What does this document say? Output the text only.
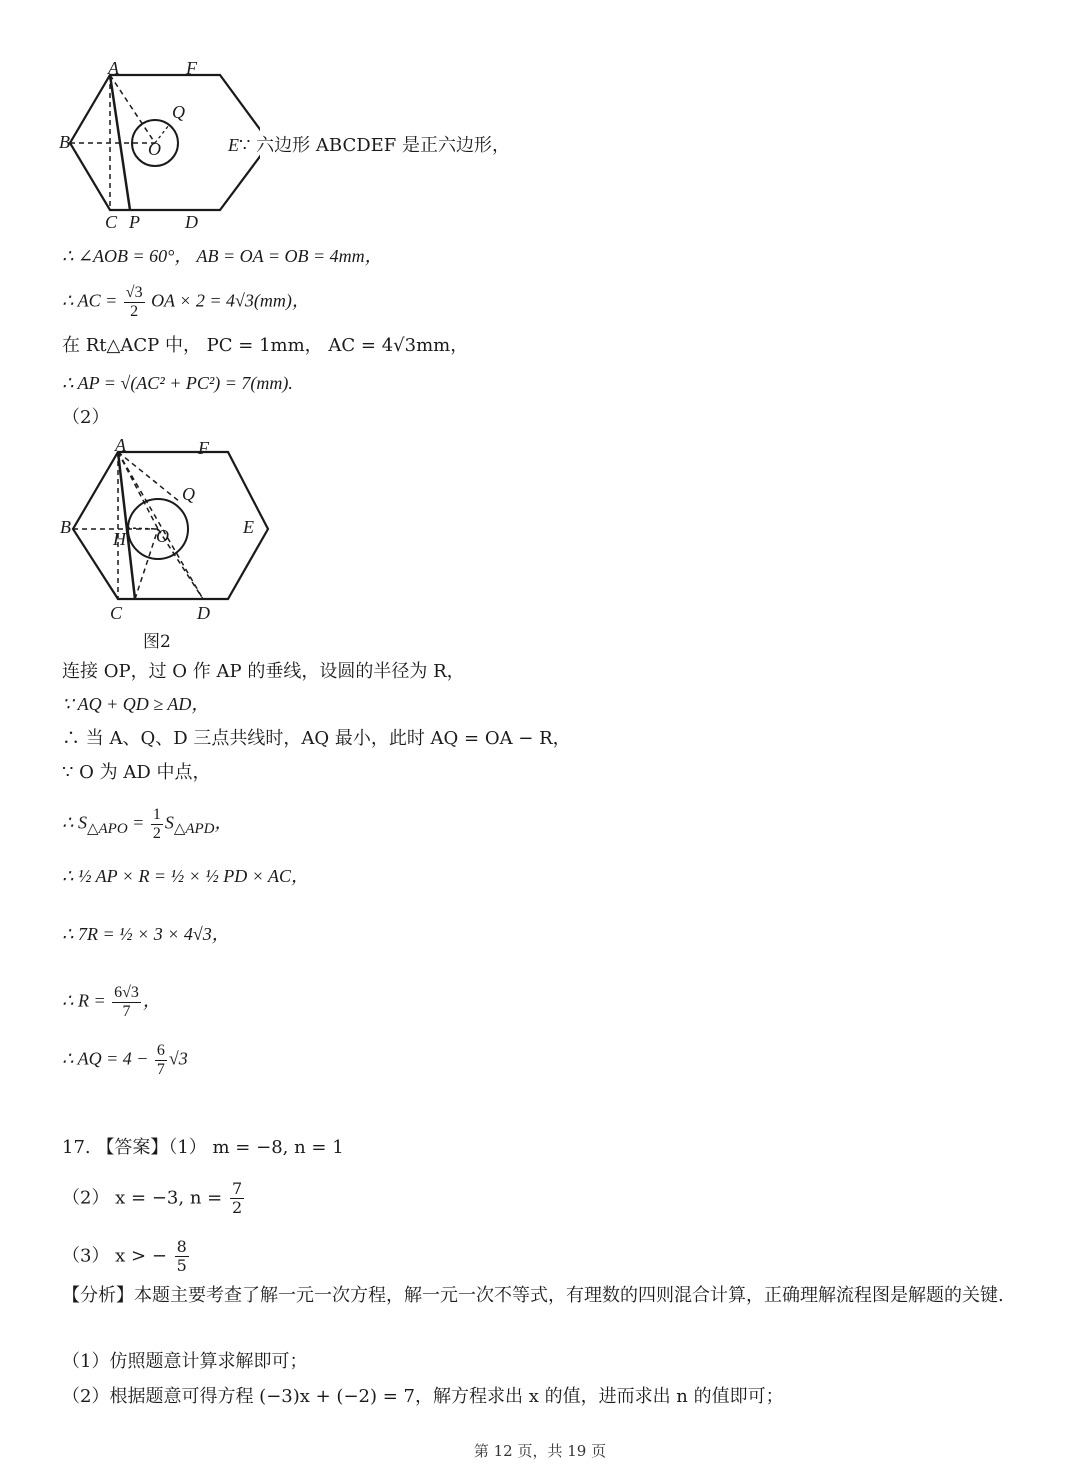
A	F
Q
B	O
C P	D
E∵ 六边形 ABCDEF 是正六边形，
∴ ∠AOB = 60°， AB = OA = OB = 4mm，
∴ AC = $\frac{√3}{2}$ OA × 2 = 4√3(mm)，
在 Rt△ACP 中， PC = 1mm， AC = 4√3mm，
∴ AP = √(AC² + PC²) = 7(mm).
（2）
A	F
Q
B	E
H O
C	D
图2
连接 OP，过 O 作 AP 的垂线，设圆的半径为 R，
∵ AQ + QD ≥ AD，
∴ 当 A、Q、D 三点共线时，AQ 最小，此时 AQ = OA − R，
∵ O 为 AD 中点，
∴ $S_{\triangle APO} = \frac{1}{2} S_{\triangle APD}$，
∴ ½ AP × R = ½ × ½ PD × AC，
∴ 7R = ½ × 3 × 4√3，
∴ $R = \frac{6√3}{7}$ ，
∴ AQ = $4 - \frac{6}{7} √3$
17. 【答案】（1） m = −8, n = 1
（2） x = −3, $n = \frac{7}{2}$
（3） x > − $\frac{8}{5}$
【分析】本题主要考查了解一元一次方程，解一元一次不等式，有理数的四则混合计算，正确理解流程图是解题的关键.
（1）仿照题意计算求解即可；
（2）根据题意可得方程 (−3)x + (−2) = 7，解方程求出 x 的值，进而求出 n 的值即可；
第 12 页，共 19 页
==========
Repeat all of the records verbatim, leaving out the pictures.

§ **FINAL RESULT**
What does this document say? Output the text only.
A	F
Q
B	O
C P	D
E∵ 六边形 ABCDEF 是正六边形，
∴ ∠AOB = 60°， AB = OA = OB = 4mm，
∴ AC = $\frac{√3}{2}$ OA × 2 = 4√3(mm)，
在 Rt△ACP 中， PC = 1mm， AC = 4√3mm，
∴ AP = √(AC² + PC²) = 7(mm).
（2）
A	F
Q
B	E
H O
C	D
图2
连接 OP，过 O 作 AP 的垂线，设圆的半径为 R，
∵ AQ + QD ≥ AD，
∴ 当 A、Q、D 三点共线时，AQ 最小，此时 AQ = OA − R，
∵ O 为 AD 中点，
∴ $S_{\triangle APO} = \frac{1}{2} S_{\triangle APD}$，
∴ ½ AP × R = ½ × ½ PD × AC，
∴ 7R = ½ × 3 × 4√3，
∴ $R = \frac{6√3}{7}$ ，
∴ AQ = $4 - \frac{6}{7} √3$
17. 【答案】（1） m = −8, n = 1
（2） x = −3, $n = \frac{7}{2}$
（3） x > − $\frac{8}{5}$
【分析】本题主要考查了解一元一次方程，解一元一次不等式，有理数的四则混合计算，正确理解流程图是解题的关键.
（1）仿照题意计算求解即可；
（2）根据题意可得方程 (−3)x + (−2) = 7，解方程求出 x 的值，进而求出 n 的值即可；
第 12 页，共 19 页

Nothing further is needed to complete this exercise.